==== Available records ====
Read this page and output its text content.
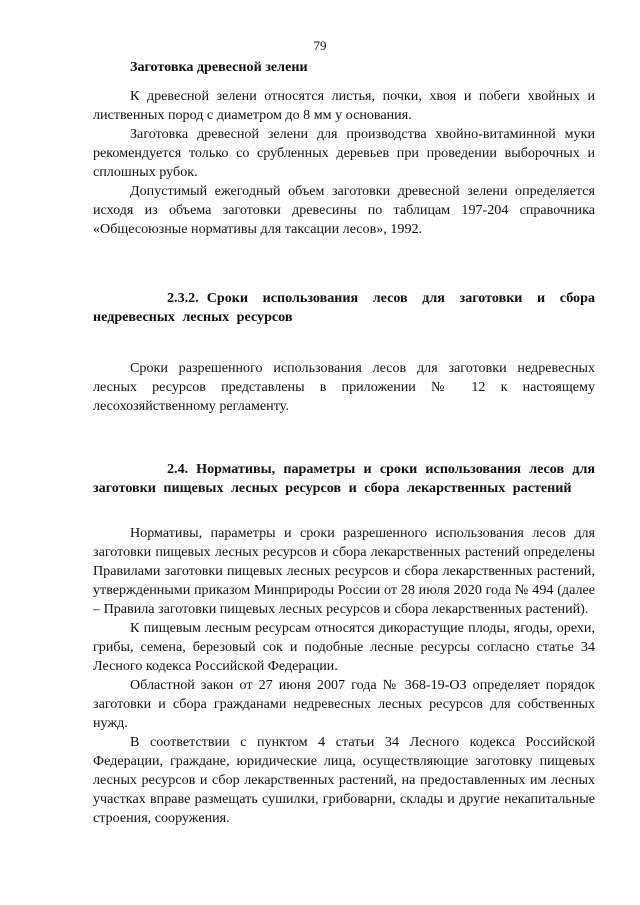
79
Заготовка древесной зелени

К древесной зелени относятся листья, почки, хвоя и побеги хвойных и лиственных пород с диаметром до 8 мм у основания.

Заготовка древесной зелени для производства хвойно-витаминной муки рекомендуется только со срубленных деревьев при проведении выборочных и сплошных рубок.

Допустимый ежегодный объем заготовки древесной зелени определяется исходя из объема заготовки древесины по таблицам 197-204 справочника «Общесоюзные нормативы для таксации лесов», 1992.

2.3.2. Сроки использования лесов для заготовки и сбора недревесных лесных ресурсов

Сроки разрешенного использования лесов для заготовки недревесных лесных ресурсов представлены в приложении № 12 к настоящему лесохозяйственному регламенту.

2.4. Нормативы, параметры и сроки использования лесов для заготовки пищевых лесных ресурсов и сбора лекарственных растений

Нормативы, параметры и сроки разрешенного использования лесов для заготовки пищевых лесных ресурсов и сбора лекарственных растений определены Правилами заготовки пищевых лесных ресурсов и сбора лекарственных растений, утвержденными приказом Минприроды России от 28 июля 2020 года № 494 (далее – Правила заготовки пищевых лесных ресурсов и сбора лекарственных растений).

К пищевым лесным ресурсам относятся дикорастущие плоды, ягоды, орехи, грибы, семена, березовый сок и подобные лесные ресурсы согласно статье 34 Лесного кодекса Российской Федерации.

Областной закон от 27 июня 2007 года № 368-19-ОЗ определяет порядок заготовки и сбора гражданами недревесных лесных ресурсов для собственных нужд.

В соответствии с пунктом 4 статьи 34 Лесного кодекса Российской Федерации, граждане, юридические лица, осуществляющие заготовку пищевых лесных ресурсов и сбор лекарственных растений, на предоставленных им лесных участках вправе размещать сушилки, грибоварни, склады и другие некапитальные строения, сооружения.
====
__Problem to solve__
Transcribe the material exactly, leaving every picture out.

__Output below__
Read this page and output its text content.
79
Заготовка древесной зелени

К древесной зелени относятся листья, почки, хвоя и побеги хвойных и лиственных пород с диаметром до 8 мм у основания.

Заготовка древесной зелени для производства хвойно-витаминной муки рекомендуется только со срубленных деревьев при проведении выборочных и сплошных рубок.

Допустимый ежегодный объем заготовки древесной зелени определяется исходя из объема заготовки древесины по таблицам 197-204 справочника «Общесоюзные нормативы для таксации лесов», 1992.

2.3.2. Сроки использования лесов для заготовки и сбора недревесных лесных ресурсов

Сроки разрешенного использования лесов для заготовки недревесных лесных ресурсов представлены в приложении № 12 к настоящему лесохозяйственному регламенту.

2.4. Нормативы, параметры и сроки использования лесов для заготовки пищевых лесных ресурсов и сбора лекарственных растений

Нормативы, параметры и сроки разрешенного использования лесов для заготовки пищевых лесных ресурсов и сбора лекарственных растений определены Правилами заготовки пищевых лесных ресурсов и сбора лекарственных растений, утвержденными приказом Минприроды России от 28 июля 2020 года № 494 (далее – Правила заготовки пищевых лесных ресурсов и сбора лекарственных растений).

К пищевым лесным ресурсам относятся дикорастущие плоды, ягоды, орехи, грибы, семена, березовый сок и подобные лесные ресурсы согласно статье 34 Лесного кодекса Российской Федерации.

Областной закон от 27 июня 2007 года № 368-19-ОЗ определяет порядок заготовки и сбора гражданами недревесных лесных ресурсов для собственных нужд.

В соответствии с пунктом 4 статьи 34 Лесного кодекса Российской Федерации, граждане, юридические лица, осуществляющие заготовку пищевых лесных ресурсов и сбор лекарственных растений, на предоставленных им лесных участках вправе размещать сушилки, грибоварни, склады и другие некапитальные строения, сооружения.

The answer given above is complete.